— start of Excerpted data —
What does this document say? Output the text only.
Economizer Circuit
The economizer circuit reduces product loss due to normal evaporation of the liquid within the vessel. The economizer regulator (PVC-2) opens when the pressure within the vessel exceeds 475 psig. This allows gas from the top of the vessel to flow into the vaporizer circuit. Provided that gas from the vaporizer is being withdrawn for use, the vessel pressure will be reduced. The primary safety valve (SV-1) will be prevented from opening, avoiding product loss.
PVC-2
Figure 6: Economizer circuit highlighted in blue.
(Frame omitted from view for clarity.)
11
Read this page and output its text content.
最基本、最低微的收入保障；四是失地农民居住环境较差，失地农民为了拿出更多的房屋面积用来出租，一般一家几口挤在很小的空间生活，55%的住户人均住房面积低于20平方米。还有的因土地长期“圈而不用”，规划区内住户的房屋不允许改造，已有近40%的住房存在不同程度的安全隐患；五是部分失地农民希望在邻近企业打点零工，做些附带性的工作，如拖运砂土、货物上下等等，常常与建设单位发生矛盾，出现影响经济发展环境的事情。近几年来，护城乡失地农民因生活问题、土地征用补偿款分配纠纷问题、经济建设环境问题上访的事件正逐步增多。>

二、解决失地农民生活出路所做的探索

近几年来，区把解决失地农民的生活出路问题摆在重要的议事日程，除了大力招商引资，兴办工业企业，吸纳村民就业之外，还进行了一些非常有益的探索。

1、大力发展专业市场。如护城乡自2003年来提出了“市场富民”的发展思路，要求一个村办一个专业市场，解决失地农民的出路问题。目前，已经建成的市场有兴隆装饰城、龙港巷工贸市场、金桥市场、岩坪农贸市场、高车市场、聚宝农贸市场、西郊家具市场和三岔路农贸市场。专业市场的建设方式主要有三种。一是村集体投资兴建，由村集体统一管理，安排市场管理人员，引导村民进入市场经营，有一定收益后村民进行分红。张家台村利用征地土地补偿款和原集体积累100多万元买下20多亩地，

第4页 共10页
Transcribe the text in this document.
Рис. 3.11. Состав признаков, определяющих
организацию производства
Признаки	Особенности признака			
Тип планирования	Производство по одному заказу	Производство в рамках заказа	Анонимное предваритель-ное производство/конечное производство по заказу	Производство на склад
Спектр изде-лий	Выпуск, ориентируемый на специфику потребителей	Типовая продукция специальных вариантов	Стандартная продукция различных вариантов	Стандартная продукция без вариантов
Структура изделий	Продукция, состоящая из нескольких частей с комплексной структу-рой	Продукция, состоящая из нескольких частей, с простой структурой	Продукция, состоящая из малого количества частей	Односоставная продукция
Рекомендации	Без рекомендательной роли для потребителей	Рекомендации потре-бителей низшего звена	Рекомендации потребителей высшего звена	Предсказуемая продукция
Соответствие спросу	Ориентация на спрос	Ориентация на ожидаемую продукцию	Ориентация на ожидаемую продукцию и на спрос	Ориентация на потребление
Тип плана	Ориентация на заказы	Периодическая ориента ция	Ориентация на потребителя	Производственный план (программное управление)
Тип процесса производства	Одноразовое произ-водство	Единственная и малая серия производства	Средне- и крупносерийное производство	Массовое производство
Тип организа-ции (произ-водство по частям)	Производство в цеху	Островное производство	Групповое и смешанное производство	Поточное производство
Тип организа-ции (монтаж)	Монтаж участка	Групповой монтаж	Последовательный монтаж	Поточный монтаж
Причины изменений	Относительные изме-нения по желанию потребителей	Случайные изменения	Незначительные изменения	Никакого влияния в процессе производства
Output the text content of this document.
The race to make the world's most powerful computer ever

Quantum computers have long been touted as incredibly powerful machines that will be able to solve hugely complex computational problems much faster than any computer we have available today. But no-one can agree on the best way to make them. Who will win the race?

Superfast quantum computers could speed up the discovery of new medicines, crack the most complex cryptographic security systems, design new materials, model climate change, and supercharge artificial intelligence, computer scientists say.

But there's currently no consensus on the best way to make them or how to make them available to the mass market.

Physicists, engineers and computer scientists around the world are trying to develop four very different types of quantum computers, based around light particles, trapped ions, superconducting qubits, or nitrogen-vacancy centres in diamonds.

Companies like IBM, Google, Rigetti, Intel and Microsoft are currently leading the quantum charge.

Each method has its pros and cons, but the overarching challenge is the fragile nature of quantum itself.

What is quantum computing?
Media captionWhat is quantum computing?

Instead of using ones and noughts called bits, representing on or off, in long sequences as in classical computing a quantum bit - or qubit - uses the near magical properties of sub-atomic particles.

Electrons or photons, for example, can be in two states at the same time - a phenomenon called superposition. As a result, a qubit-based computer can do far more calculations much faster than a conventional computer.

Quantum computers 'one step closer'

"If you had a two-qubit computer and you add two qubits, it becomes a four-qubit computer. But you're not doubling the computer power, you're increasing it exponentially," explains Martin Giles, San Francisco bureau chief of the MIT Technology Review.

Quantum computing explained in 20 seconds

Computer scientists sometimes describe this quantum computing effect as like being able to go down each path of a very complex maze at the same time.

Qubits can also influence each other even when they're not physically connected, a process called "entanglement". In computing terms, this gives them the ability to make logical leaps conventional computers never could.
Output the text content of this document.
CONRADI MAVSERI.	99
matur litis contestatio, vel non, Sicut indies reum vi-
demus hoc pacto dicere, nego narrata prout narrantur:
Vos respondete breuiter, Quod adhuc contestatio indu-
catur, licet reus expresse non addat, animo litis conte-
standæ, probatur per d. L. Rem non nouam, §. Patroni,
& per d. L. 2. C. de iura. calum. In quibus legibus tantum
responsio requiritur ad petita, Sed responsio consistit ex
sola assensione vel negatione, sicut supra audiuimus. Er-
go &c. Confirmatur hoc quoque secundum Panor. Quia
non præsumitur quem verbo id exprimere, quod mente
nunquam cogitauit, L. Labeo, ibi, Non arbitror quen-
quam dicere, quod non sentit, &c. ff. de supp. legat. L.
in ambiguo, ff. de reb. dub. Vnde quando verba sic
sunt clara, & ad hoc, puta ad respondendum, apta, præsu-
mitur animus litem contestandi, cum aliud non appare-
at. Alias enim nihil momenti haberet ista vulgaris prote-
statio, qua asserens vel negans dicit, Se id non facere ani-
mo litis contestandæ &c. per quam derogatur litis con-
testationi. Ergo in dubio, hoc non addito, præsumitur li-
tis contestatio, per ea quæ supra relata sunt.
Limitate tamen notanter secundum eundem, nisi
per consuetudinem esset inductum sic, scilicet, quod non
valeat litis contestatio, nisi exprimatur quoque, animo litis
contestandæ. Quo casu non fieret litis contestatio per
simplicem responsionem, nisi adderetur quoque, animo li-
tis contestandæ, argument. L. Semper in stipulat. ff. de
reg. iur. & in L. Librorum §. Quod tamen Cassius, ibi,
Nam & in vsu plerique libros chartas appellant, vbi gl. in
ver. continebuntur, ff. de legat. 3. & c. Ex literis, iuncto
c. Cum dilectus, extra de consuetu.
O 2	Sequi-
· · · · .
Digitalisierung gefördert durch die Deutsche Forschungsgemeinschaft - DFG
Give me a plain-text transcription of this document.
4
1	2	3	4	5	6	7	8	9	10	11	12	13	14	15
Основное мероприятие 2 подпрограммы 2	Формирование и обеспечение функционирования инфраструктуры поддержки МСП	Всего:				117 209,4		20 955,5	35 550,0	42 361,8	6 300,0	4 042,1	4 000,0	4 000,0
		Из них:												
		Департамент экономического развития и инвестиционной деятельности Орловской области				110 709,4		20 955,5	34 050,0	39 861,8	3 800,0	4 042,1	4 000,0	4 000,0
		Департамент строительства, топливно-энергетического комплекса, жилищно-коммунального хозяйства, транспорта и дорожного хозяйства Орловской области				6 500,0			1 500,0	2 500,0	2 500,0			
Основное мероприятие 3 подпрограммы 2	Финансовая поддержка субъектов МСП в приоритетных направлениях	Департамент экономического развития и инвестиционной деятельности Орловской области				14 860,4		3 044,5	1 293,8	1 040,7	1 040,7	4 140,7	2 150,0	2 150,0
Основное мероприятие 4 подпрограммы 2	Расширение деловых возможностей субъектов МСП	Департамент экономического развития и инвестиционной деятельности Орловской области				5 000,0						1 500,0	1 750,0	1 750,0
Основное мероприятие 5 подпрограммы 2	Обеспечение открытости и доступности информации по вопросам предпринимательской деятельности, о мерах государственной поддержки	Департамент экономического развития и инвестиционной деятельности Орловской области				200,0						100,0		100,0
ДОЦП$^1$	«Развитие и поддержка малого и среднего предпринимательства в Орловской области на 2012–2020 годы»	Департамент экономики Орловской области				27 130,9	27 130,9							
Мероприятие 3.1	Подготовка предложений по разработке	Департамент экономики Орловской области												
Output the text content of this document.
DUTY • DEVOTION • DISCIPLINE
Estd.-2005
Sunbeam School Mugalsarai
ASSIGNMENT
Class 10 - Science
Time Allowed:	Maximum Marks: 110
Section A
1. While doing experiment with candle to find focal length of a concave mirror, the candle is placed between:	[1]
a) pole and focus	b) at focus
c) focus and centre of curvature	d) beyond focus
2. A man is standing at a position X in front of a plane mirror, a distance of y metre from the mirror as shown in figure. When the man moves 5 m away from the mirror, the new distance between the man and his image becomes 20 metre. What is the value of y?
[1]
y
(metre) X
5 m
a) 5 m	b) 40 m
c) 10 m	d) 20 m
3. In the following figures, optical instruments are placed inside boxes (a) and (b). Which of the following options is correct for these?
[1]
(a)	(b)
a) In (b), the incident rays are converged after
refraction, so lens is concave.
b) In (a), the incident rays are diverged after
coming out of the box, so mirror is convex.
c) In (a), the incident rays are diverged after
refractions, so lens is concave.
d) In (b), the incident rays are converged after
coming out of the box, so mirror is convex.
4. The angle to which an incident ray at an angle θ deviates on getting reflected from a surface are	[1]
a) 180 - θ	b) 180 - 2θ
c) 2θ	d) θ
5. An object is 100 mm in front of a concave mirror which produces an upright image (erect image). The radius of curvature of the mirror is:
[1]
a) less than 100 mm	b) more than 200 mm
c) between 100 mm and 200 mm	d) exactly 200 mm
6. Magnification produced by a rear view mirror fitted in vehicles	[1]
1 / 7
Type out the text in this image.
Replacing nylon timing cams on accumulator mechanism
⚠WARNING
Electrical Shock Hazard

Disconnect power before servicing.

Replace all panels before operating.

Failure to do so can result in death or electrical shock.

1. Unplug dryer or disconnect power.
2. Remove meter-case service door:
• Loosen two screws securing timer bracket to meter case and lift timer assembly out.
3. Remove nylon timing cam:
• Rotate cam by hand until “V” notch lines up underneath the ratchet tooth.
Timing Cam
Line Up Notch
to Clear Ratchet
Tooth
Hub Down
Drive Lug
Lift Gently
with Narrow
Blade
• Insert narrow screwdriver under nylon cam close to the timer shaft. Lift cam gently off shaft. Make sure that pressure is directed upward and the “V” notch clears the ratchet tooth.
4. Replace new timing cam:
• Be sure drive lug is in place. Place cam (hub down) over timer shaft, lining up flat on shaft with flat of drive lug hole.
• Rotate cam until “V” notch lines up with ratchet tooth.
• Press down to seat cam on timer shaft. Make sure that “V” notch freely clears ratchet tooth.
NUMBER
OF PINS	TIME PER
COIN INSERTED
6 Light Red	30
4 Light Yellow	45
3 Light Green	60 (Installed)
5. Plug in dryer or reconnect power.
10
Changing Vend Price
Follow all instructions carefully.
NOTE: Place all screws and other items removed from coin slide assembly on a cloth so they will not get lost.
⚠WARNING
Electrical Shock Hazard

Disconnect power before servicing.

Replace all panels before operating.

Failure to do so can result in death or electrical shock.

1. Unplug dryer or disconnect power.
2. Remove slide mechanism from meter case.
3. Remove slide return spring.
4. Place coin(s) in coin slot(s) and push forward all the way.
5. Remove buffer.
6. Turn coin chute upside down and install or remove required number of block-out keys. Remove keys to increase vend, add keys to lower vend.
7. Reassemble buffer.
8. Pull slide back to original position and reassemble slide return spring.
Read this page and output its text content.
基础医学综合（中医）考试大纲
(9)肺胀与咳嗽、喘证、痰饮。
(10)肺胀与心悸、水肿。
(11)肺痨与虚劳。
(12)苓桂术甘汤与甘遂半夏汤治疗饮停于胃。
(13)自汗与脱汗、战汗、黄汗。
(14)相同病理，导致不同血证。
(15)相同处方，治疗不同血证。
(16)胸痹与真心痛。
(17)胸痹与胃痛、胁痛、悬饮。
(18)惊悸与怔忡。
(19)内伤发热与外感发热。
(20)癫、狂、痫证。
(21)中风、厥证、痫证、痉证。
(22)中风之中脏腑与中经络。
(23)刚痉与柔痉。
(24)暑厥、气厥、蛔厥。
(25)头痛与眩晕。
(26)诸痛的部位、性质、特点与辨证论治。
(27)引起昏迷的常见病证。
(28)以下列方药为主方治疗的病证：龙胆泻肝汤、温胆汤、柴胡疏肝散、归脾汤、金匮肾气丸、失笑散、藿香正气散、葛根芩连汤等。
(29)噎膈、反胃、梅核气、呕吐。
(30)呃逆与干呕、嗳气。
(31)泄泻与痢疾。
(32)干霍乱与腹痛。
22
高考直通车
— end of Excerpted data —
= Instructions to follow =
In the records above, find each line with the word "particles" and copy it.

= Task answer =
Physicists, engineers and computer scientists around the world are trying to develop four very different types of quantum computers, based around light particles, trapped ions, superconducting qubits, or nitrogen-vacancy centres in diamonds.
Instead of using ones and noughts called bits, representing on or off, in long sequences as in classical computing a quantum bit - or qubit - uses the near magical properties of sub-atomic particles.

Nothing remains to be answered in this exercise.